--- DIRECTIONS FOR THIS TASK ---
Write out the material exactly, leaving every picture behind.

[Dataset items]

— begin —

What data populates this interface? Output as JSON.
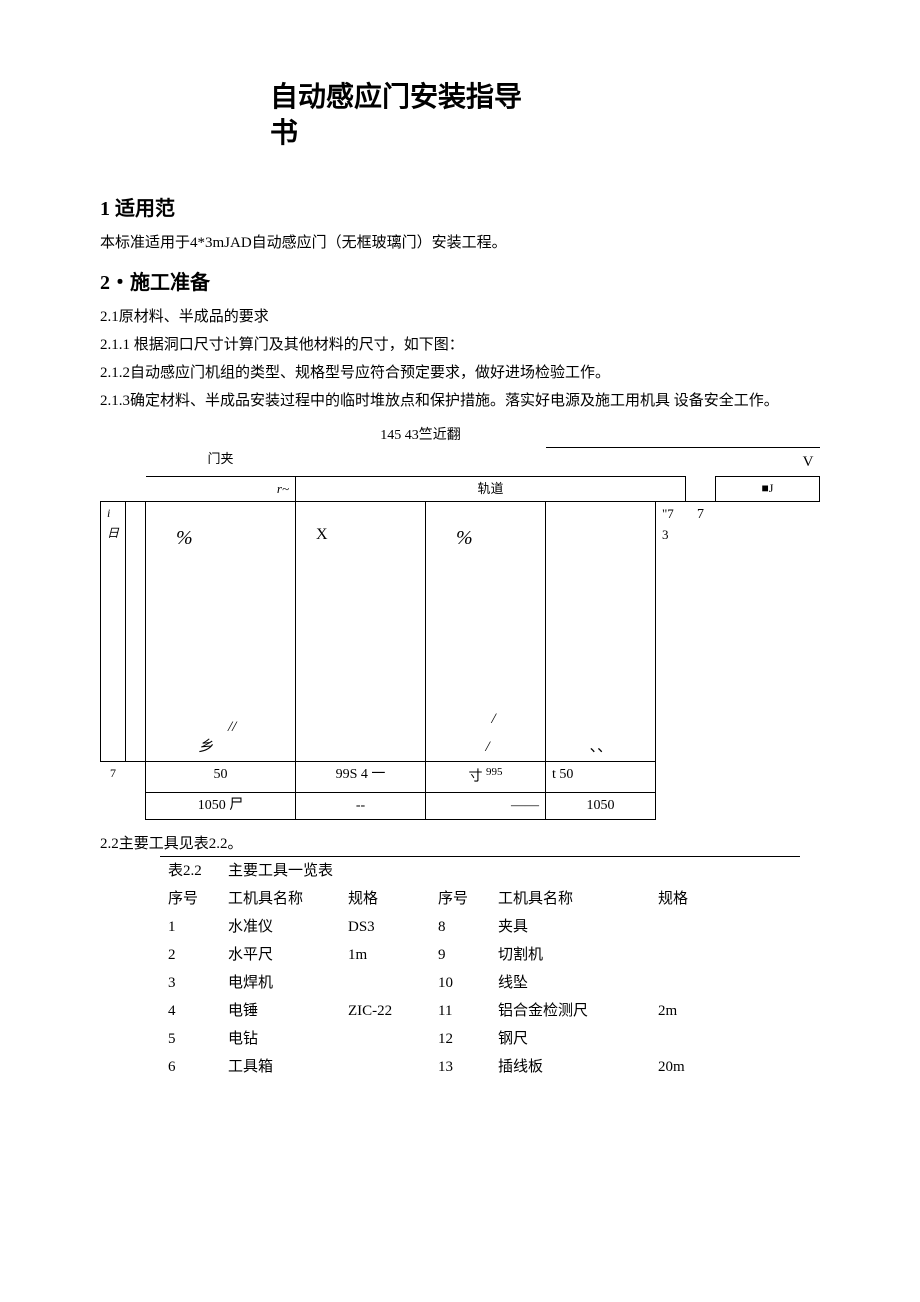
{
  "title": {
    "line1": "自动感应门安装指导",
    "line2": "书"
  },
  "section1": {
    "heading": "1  适用范",
    "body": "本标准适用于4*3mJAD自动感应门（无框玻璃门）安装工程。"
  },
  "section2": {
    "heading": "2・施工准备",
    "p1": "2.1原材料、半成品的要求",
    "p2": "2.1.1 根据洞口尺寸计算门及其他材料的尺寸，如下图：",
    "p3": "2.1.2自动感应门机组的类型、规格型号应符合预定要求，做好进场检验工作。",
    "p4": "2.1.3确定材料、半成品安装过程中的临时堆放点和保护措施。落实好电源及施工用机具 设备安全工作。"
  },
  "diagram": {
    "top_label": "145 43竺近翻",
    "clamp": "门夹",
    "track": "轨道",
    "r_sym": "r~",
    "v_sym": "V",
    "j_sym": "■J",
    "left_i": "i日",
    "seven3": "\"7 3",
    "seven": "7",
    "percent": "%",
    "x": "X",
    "slashes": "//",
    "xiang": "乡",
    "slash1": "/",
    "seven_left": "7",
    "dots": "、、",
    "row1_c1": "50",
    "row1_c2": "99S 4 一",
    "row1_c3": "寸",
    "row1_c3b": "995",
    "row1_c4": "t 50",
    "row2_c1": "1050 尸",
    "row2_c2": "--",
    "row2_c3": "——",
    "row2_c4": "1050"
  },
  "tools": {
    "intro": "2.2主要工具见表2.2。",
    "caption_left": "表2.2",
    "caption_right": "主要工具一览表",
    "headers": {
      "seq": "序号",
      "name": "工机具名称",
      "spec": "规格"
    },
    "rows": [
      {
        "seq": "1",
        "name": "水准仪",
        "spec": "DS3",
        "seq2": "8",
        "name2": "夹具",
        "spec2": ""
      },
      {
        "seq": "2",
        "name": "水平尺",
        "spec": "1m",
        "seq2": "9",
        "name2": "切割机",
        "spec2": ""
      },
      {
        "seq": "3",
        "name": "电焊机",
        "spec": "",
        "seq2": "10",
        "name2": "线坠",
        "spec2": ""
      },
      {
        "seq": "4",
        "name": "电锤",
        "spec": "ZIC-22",
        "seq2": "11",
        "name2": "铝合金检测尺",
        "spec2": "2m"
      },
      {
        "seq": "5",
        "name": "电钻",
        "spec": "",
        "seq2": "12",
        "name2": "钢尺",
        "spec2": ""
      },
      {
        "seq": "6",
        "name": "工具箱",
        "spec": "",
        "seq2": "13",
        "name2": "插线板",
        "spec2": "20m"
      }
    ]
  }
}
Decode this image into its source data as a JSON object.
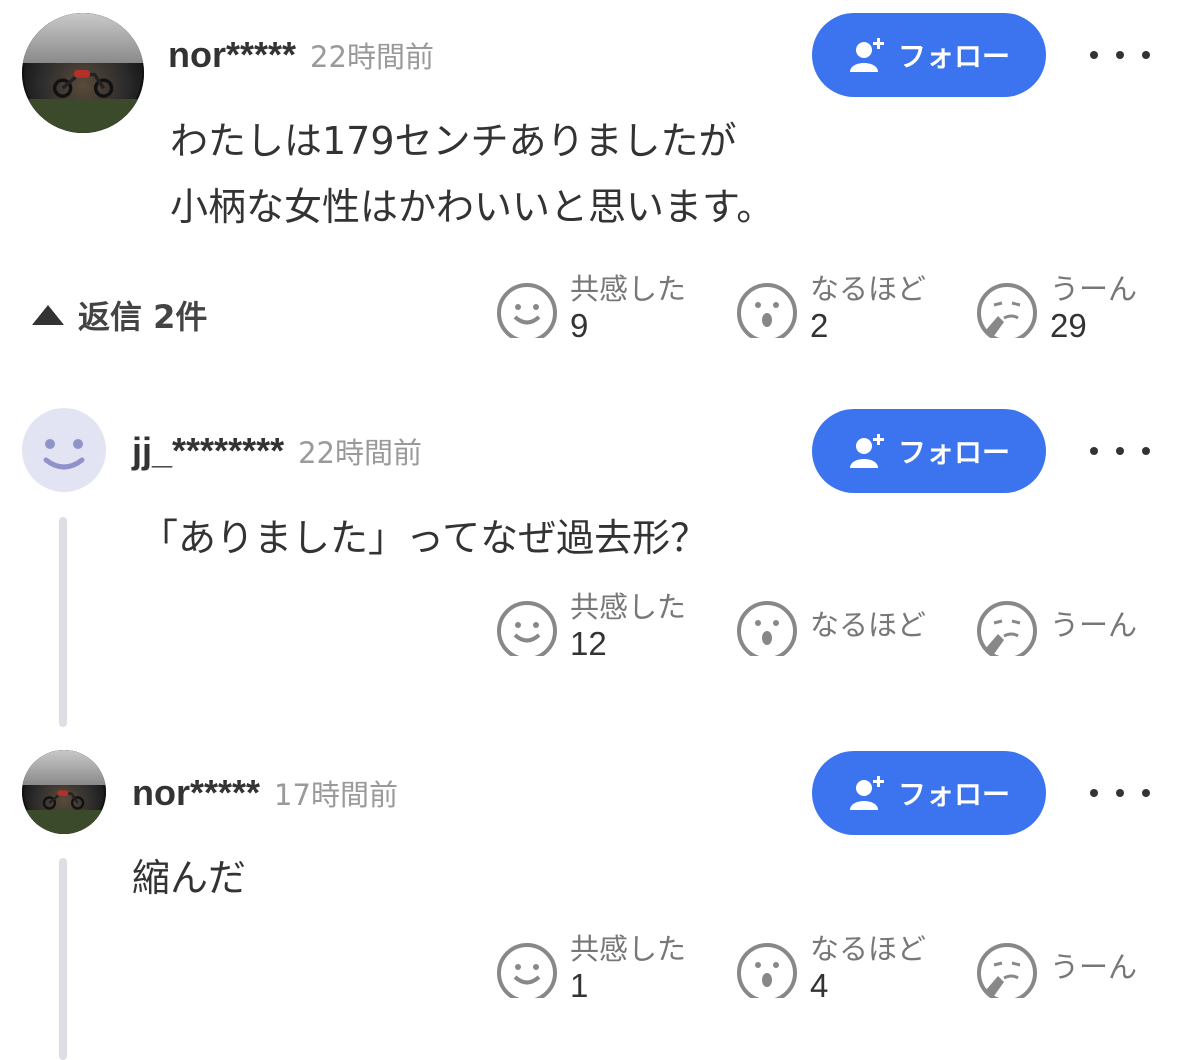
{
  "comment1": {
    "username": "nor*****",
    "time": "22時間前",
    "follow_label": "フォロー",
    "text_line1": "わたしは179センチありましたが",
    "text_line2": "小柄な女性はかわいいと思います。",
    "replies_label": "返信 2件",
    "reactions": {
      "empathy": {
        "label": "共感した",
        "count": "9"
      },
      "naruhodo": {
        "label": "なるほど",
        "count": "2"
      },
      "uun": {
        "label": "うーん",
        "count": "29"
      }
    }
  },
  "reply1": {
    "username": "jj_********",
    "time": "22時間前",
    "follow_label": "フォロー",
    "text": "「ありました」ってなぜ過去形？",
    "reactions": {
      "empathy": {
        "label": "共感した",
        "count": "12"
      },
      "naruhodo": {
        "label": "なるほど",
        "count": ""
      },
      "uun": {
        "label": "うーん",
        "count": ""
      }
    }
  },
  "reply2": {
    "username": "nor*****",
    "time": "17時間前",
    "follow_label": "フォロー",
    "text": "縮んだ",
    "reactions": {
      "empathy": {
        "label": "共感した",
        "count": "1"
      },
      "naruhodo": {
        "label": "なるほど",
        "count": "4"
      },
      "uun": {
        "label": "うーん",
        "count": ""
      }
    }
  },
  "colors": {
    "accent": "#3b74ee",
    "thread_line": "#dddde6",
    "muted": "#9a9a9a"
  },
  "icons": [
    "user-plus-icon",
    "more-icon",
    "smile-icon",
    "surprised-icon",
    "thinking-icon",
    "triangle-up-icon"
  ]
}
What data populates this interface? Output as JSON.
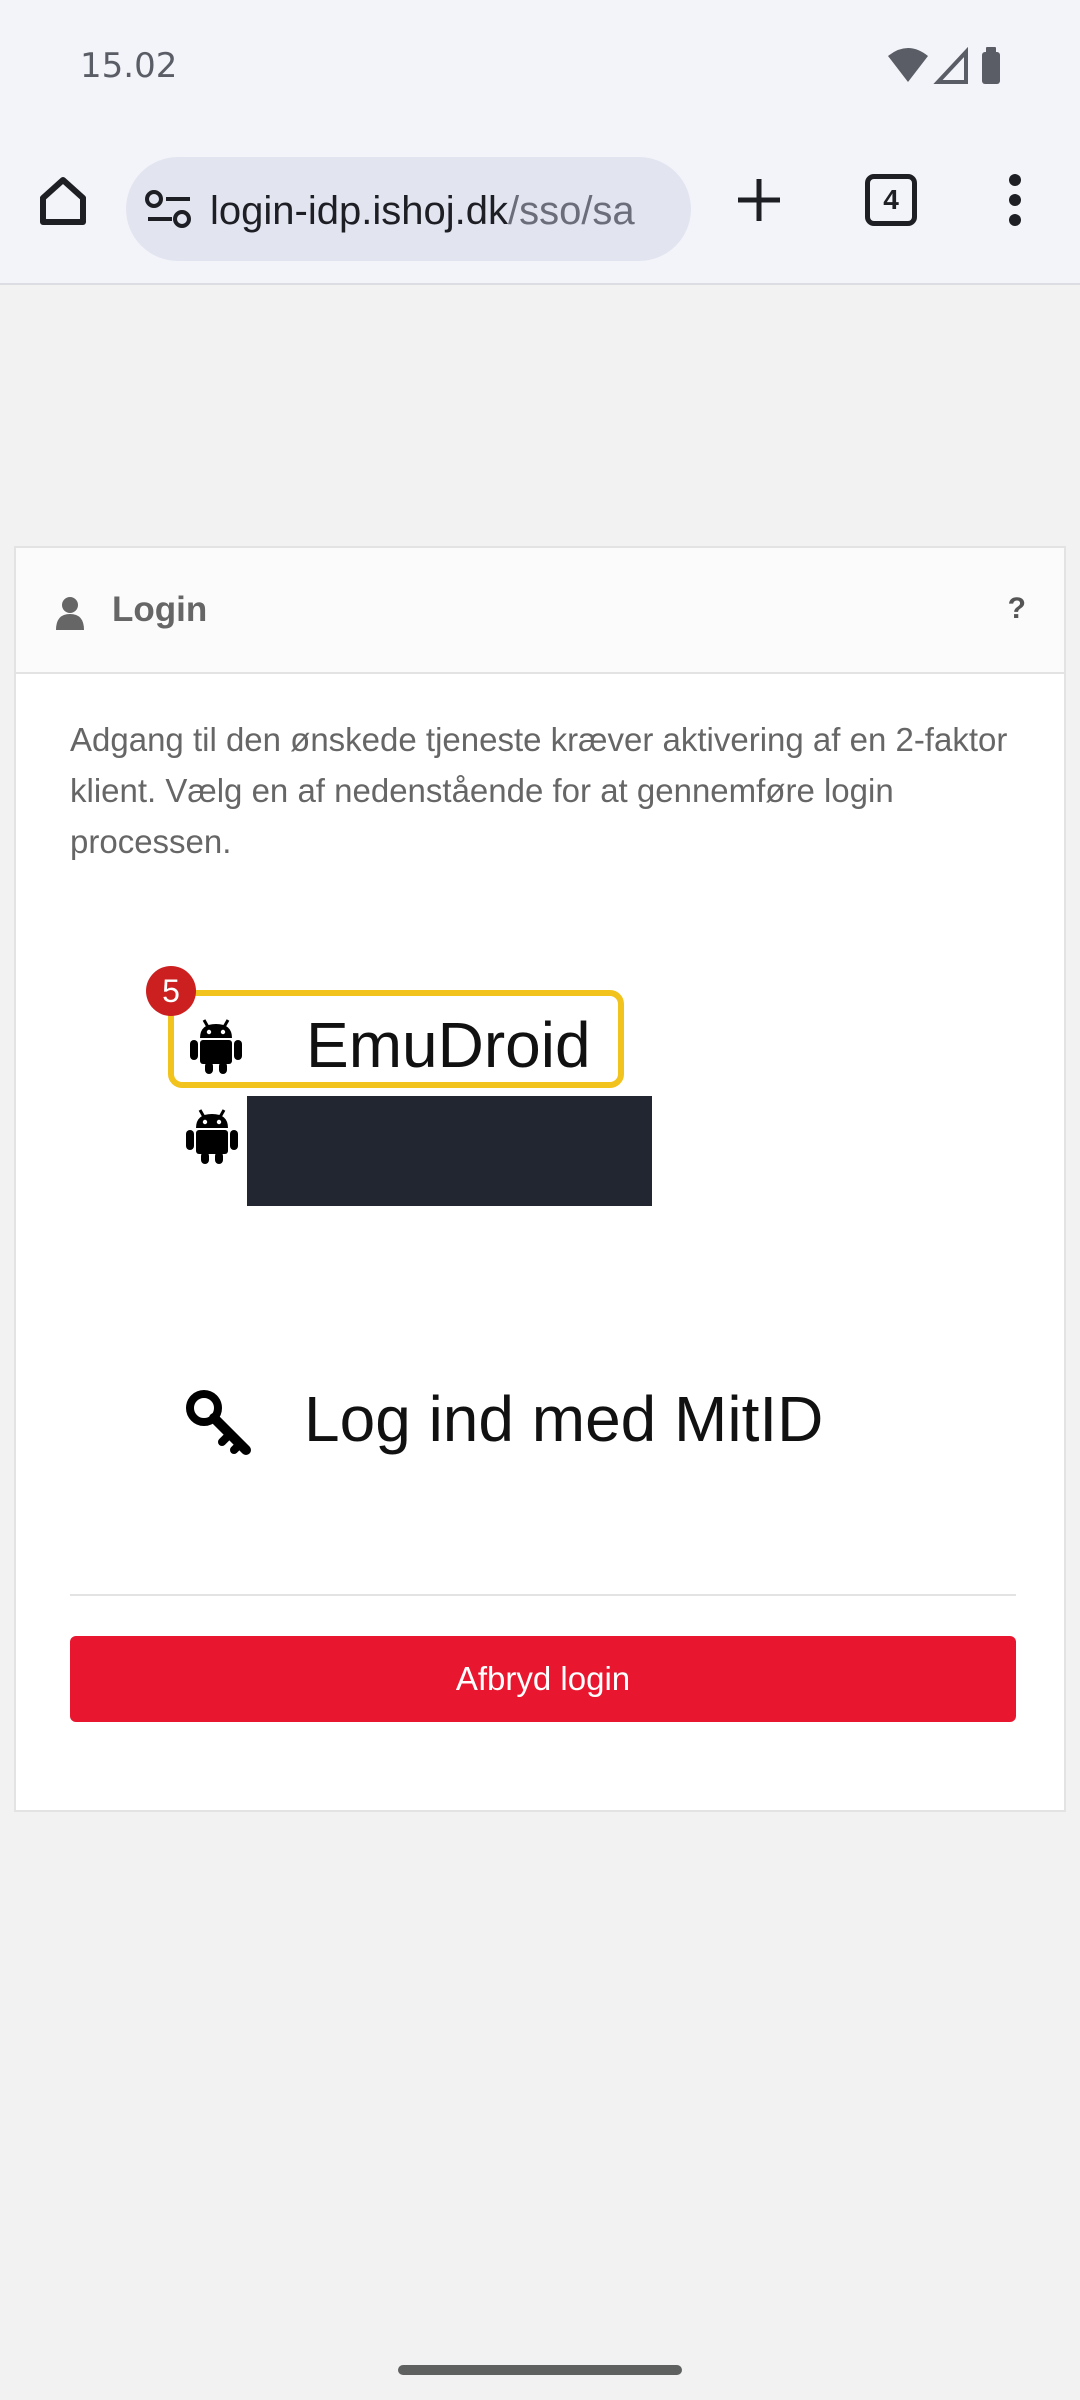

— end —

--- OUTPUT FOR THIS EXERCISE ---
What data populates this interface? Output as JSON.
{
  "title": {
    "line1": "自动感应门安装指导",
    "line2": "书"
  },
  "section1": {
    "heading": "1  适用范",
    "body": "本标准适用于4*3mJAD自动感应门（无框玻璃门）安装工程。"
  },
  "section2": {
    "heading": "2・施工准备",
    "p1": "2.1原材料、半成品的要求",
    "p2": "2.1.1 根据洞口尺寸计算门及其他材料的尺寸，如下图：",
    "p3": "2.1.2自动感应门机组的类型、规格型号应符合预定要求，做好进场检验工作。",
    "p4": "2.1.3确定材料、半成品安装过程中的临时堆放点和保护措施。落实好电源及施工用机具 设备安全工作。"
  },
  "diagram": {
    "top_label": "145 43竺近翻",
    "clamp": "门夹",
    "track": "轨道",
    "r_sym": "r~",
    "v_sym": "V",
    "j_sym": "■J",
    "left_i": "i日",
    "seven3": "\"7 3",
    "seven": "7",
    "percent": "%",
    "x": "X",
    "slashes": "//",
    "xiang": "乡",
    "slash1": "/",
    "seven_left": "7",
    "dots": "、、",
    "row1_c1": "50",
    "row1_c2": "99S 4 一",
    "row1_c3": "寸",
    "row1_c3b": "995",
    "row1_c4": "t 50",
    "row2_c1": "1050 尸",
    "row2_c2": "--",
    "row2_c3": "——",
    "row2_c4": "1050"
  },
  "tools": {
    "intro": "2.2主要工具见表2.2。",
    "caption_left": "表2.2",
    "caption_right": "主要工具一览表",
    "headers": {
      "seq": "序号",
      "name": "工机具名称",
      "spec": "规格"
    },
    "rows": [
      {
        "seq": "1",
        "name": "水准仪",
        "spec": "DS3",
        "seq2": "8",
        "name2": "夹具",
        "spec2": ""
      },
      {
        "seq": "2",
        "name": "水平尺",
        "spec": "1m",
        "seq2": "9",
        "name2": "切割机",
        "spec2": ""
      },
      {
        "seq": "3",
        "name": "电焊机",
        "spec": "",
        "seq2": "10",
        "name2": "线坠",
        "spec2": ""
      },
      {
        "seq": "4",
        "name": "电锤",
        "spec": "ZIC-22",
        "seq2": "11",
        "name2": "铝合金检测尺",
        "spec2": "2m"
      },
      {
        "seq": "5",
        "name": "电钻",
        "spec": "",
        "seq2": "12",
        "name2": "钢尺",
        "spec2": ""
      },
      {
        "seq": "6",
        "name": "工具箱",
        "spec": "",
        "seq2": "13",
        "name2": "插线板",
        "spec2": "20m"
      }
    ]
  }
}
Decode this image into its source data as a JSON object.
{
  "comment1": {
    "username": "nor*****",
    "time": "22時間前",
    "follow_label": "フォロー",
    "text_line1": "わたしは179センチありましたが",
    "text_line2": "小柄な女性はかわいいと思います。",
    "replies_label": "返信 2件",
    "reactions": {
      "empathy": {
        "label": "共感した",
        "count": "9"
      },
      "naruhodo": {
        "label": "なるほど",
        "count": "2"
      },
      "uun": {
        "label": "うーん",
        "count": "29"
      }
    }
  },
  "reply1": {
    "username": "jj_********",
    "time": "22時間前",
    "follow_label": "フォロー",
    "text": "「ありました」ってなぜ過去形？",
    "reactions": {
      "empathy": {
        "label": "共感した",
        "count": "12"
      },
      "naruhodo": {
        "label": "なるほど",
        "count": ""
      },
      "uun": {
        "label": "うーん",
        "count": ""
      }
    }
  },
  "reply2": {
    "username": "nor*****",
    "time": "17時間前",
    "follow_label": "フォロー",
    "text": "縮んだ",
    "reactions": {
      "empathy": {
        "label": "共感した",
        "count": "1"
      },
      "naruhodo": {
        "label": "なるほど",
        "count": "4"
      },
      "uun": {
        "label": "うーん",
        "count": ""
      }
    }
  },
  "colors": {
    "accent": "#3b74ee",
    "thread_line": "#dddde6",
    "muted": "#9a9a9a"
  },
  "icons": [
    "user-plus-icon",
    "more-icon",
    "smile-icon",
    "surprised-icon",
    "thinking-icon",
    "triangle-up-icon"
  ]
}
What data populates this interface? Output as JSON.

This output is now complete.